● **What the task requires**
Examine the material below. Gather every line in which the string "this" appears.

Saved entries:
====

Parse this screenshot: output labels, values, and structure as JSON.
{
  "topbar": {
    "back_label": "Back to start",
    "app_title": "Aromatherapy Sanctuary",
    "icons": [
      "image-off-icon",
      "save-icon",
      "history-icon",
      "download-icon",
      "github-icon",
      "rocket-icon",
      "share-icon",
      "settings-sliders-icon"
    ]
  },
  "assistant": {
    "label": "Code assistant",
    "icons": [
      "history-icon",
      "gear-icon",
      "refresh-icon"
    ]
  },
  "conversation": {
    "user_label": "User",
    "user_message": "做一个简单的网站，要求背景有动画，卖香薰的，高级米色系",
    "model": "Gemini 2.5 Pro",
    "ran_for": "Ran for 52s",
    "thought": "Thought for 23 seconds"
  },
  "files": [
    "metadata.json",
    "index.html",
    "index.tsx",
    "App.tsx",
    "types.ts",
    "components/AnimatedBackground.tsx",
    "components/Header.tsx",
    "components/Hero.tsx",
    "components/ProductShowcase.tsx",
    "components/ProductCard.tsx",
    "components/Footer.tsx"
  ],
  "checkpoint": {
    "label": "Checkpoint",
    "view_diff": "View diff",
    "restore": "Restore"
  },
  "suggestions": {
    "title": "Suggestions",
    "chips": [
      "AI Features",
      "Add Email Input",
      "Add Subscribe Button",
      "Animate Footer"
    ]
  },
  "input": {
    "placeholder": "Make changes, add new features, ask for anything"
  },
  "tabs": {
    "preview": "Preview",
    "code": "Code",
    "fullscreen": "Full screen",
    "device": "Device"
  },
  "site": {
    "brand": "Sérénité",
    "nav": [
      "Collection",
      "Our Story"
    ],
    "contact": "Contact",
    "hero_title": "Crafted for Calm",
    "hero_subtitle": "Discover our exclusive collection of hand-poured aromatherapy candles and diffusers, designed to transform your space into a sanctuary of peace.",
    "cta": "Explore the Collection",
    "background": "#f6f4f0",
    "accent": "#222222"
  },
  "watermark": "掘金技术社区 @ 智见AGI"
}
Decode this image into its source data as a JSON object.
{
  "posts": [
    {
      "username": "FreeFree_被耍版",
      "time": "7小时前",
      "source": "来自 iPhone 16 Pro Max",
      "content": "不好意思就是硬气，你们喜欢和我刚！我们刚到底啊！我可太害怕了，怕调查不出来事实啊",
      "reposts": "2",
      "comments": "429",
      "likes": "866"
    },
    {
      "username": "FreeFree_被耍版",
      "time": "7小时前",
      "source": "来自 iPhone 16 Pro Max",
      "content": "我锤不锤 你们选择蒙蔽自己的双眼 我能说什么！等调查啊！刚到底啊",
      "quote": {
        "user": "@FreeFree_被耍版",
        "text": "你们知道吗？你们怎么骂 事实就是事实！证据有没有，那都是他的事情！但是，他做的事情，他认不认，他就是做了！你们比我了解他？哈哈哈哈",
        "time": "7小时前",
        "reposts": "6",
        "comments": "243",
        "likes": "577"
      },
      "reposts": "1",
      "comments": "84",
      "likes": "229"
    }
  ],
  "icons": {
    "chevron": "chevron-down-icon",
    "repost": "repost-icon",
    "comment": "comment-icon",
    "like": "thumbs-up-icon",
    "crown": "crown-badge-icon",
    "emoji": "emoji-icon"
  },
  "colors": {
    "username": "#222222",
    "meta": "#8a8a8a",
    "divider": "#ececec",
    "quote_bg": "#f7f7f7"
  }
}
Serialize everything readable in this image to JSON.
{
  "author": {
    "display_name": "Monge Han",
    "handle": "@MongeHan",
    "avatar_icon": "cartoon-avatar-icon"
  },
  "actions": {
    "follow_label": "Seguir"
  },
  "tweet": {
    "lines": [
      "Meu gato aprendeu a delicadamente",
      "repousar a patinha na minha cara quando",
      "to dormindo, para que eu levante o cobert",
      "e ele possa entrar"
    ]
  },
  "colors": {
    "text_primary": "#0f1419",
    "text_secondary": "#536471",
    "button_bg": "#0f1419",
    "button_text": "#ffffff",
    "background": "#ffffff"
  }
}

====

● **Problem solution**
Parse this screenshot: output labels, values, and structure as JSON.
Decode this image into its source data as a JSON object.
Serialize everything readable in this image to JSON.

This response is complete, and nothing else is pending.